■ **WHAT THE TASK REQUIRES**:
Your answer should be a single number: the count of lines that hold the word "monitor".

(Some records)

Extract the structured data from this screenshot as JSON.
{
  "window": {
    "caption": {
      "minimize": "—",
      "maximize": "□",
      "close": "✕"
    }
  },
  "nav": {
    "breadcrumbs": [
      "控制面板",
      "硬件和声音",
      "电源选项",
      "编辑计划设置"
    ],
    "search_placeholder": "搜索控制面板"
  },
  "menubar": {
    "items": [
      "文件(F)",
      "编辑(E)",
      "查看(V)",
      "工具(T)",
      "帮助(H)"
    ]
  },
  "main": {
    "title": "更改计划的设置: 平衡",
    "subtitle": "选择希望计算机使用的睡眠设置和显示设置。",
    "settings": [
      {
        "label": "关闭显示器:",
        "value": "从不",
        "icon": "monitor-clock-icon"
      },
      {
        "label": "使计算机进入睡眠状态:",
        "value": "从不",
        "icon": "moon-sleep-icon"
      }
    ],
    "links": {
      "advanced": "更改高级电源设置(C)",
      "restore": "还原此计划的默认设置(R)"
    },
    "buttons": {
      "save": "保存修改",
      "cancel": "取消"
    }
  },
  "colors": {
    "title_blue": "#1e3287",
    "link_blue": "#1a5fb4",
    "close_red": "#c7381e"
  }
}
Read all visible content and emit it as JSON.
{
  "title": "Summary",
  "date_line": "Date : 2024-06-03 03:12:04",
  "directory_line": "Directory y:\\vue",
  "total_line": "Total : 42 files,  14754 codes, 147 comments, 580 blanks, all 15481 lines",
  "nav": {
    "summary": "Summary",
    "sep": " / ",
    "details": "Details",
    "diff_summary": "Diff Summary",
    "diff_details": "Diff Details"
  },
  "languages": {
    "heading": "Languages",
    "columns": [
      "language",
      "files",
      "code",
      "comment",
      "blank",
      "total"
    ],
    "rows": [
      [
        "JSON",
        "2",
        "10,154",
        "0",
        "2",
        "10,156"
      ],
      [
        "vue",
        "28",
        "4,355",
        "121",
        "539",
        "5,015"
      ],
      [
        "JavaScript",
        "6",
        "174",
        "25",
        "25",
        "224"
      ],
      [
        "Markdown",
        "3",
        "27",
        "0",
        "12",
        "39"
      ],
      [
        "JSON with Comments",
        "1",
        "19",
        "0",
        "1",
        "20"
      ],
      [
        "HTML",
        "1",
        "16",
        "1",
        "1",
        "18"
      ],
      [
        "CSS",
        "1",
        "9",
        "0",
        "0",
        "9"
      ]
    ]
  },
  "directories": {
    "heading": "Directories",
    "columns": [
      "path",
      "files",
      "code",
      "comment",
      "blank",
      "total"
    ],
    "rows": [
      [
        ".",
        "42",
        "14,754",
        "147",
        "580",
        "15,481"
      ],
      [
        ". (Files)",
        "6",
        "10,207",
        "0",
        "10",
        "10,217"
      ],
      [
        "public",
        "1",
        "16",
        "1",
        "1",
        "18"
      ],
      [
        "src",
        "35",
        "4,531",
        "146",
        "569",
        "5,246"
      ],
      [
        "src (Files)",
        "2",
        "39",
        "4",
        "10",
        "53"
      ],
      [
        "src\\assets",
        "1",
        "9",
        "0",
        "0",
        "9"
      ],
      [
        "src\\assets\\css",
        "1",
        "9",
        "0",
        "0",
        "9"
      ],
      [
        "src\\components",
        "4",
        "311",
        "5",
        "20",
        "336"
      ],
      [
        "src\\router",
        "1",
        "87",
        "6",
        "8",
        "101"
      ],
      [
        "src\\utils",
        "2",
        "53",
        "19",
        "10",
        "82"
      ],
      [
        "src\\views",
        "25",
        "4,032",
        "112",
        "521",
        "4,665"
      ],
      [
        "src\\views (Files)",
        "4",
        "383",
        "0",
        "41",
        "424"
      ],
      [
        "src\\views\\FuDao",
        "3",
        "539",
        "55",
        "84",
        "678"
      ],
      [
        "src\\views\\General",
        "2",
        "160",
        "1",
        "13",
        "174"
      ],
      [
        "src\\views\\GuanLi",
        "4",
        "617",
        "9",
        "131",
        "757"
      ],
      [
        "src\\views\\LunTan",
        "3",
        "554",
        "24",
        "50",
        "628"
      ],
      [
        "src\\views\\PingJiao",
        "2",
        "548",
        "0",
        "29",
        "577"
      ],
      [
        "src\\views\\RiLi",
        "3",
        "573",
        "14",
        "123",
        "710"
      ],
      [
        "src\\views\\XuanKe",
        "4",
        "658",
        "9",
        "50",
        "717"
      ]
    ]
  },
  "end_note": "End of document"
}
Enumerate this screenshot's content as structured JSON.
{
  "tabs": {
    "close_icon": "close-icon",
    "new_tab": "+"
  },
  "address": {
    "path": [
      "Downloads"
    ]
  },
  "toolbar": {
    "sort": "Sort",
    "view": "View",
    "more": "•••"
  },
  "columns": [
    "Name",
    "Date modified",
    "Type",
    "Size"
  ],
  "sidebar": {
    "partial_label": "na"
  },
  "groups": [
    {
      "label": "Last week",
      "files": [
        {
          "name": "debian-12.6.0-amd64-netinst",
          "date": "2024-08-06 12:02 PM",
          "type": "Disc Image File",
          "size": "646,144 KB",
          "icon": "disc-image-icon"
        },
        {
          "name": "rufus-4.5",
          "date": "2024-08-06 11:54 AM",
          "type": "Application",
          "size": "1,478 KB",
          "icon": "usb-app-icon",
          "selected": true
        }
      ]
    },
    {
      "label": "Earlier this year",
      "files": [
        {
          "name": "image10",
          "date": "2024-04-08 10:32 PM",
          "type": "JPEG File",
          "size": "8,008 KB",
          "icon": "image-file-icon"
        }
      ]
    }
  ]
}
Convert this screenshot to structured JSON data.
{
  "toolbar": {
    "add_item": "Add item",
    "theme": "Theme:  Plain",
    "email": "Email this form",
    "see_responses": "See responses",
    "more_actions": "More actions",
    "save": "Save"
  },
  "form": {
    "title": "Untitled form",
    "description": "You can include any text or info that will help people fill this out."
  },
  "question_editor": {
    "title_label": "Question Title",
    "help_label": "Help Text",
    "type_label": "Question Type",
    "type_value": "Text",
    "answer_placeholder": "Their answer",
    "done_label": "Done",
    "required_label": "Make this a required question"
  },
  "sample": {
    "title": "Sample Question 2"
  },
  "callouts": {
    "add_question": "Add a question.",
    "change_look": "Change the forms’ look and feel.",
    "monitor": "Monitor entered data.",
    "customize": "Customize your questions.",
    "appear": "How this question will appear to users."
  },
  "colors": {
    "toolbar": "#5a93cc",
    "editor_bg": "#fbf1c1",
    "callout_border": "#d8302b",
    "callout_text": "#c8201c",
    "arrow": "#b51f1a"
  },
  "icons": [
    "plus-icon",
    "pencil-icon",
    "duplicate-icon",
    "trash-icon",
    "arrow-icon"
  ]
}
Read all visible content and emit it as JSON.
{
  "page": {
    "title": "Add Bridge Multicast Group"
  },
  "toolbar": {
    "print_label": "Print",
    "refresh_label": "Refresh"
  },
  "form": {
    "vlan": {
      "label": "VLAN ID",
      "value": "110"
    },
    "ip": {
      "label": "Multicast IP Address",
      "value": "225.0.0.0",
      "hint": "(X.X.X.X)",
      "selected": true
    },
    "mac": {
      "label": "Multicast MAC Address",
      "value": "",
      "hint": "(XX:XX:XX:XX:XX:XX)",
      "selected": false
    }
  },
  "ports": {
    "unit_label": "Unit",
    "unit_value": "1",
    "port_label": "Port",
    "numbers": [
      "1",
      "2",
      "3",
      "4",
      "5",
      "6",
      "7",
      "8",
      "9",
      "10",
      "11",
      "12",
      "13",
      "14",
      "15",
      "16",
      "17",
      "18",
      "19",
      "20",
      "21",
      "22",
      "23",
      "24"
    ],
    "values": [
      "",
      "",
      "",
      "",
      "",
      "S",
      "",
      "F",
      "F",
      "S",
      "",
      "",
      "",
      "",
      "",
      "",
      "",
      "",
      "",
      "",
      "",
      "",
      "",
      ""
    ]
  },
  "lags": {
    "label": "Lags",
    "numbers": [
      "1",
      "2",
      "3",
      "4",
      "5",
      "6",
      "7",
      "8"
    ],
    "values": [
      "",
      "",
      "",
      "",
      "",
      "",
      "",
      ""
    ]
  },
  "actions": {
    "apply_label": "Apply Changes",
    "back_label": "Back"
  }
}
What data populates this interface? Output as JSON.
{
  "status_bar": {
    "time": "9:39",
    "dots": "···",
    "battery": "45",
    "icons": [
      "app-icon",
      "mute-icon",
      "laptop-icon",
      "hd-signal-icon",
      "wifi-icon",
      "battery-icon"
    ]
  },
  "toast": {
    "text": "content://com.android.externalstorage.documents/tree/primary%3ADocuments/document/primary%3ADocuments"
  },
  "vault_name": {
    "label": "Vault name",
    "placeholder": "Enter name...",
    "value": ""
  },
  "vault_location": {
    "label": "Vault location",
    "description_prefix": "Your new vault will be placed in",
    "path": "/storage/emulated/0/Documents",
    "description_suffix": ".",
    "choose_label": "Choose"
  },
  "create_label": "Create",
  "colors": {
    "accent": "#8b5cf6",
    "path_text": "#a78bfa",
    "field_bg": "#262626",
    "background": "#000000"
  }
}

■ **TASK ANSWER**:
2